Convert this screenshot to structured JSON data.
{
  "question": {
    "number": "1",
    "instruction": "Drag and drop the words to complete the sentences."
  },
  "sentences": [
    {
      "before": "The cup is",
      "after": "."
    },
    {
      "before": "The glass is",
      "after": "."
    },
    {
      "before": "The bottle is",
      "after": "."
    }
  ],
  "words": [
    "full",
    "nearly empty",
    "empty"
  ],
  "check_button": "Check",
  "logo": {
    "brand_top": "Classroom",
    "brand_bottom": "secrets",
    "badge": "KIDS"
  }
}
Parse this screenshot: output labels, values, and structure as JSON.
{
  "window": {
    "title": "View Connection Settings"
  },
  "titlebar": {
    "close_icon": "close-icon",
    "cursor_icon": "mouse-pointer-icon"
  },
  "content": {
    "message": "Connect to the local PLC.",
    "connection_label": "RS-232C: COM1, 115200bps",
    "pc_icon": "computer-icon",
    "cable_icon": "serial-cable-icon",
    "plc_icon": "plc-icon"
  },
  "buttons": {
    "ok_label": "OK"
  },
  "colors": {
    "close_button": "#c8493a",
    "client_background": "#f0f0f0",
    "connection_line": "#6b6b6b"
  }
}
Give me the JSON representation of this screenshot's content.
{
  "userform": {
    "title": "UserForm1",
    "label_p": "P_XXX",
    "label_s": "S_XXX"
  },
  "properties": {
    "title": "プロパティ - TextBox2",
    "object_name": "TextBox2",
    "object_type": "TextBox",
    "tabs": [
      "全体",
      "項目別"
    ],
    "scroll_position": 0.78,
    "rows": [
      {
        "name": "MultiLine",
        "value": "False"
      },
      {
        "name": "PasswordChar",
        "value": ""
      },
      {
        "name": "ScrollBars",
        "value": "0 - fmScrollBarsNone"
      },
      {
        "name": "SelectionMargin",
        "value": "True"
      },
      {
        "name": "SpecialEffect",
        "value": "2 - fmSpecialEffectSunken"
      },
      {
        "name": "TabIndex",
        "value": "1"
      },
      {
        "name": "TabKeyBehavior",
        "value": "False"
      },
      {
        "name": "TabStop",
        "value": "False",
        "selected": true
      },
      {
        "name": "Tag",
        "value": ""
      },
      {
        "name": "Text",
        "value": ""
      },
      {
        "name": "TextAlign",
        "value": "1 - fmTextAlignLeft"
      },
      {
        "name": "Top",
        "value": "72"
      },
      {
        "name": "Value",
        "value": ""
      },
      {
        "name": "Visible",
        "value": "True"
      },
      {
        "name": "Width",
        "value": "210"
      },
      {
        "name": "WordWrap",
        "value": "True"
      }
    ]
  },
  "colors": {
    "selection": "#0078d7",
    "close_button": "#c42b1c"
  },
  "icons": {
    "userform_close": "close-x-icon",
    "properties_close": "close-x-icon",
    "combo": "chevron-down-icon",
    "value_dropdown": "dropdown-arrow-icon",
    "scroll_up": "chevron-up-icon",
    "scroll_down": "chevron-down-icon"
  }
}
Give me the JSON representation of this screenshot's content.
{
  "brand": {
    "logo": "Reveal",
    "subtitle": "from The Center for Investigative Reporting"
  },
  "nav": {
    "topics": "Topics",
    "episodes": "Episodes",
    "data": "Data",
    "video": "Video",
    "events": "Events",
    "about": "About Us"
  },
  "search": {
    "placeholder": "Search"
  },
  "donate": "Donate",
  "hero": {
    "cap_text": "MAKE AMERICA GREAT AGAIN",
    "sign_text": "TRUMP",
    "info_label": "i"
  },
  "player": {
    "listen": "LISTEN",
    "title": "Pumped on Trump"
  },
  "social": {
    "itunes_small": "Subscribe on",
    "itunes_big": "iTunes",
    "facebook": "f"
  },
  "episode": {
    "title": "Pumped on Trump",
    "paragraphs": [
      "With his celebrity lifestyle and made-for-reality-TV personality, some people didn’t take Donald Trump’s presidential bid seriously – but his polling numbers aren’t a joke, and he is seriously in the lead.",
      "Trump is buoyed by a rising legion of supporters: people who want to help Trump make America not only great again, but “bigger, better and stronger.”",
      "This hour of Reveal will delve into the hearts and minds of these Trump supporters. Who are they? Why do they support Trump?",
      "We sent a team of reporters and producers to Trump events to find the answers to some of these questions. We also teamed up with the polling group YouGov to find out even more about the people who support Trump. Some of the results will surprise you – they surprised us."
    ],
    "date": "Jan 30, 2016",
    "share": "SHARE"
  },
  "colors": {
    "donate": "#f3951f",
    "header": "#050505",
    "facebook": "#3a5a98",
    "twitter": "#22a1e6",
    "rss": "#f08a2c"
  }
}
########
What to work on: Wherever the word "some" occurs in a line of the listing, copy that line.

Finished exercise:
      "With his celebrity lifestyle and made-for-reality-TV personality, some people didn’t take Donald Trump’s presidential bid seriously – but his polling numbers aren’t a joke, and he is seriously in the lead.",
      "We sent a team of reporters and producers to Trump events to find the answers to some of these questions. We also teamed up with the polling group YouGov to find out even more about the people who support Trump. Some of the results will surprise you – they surprised us."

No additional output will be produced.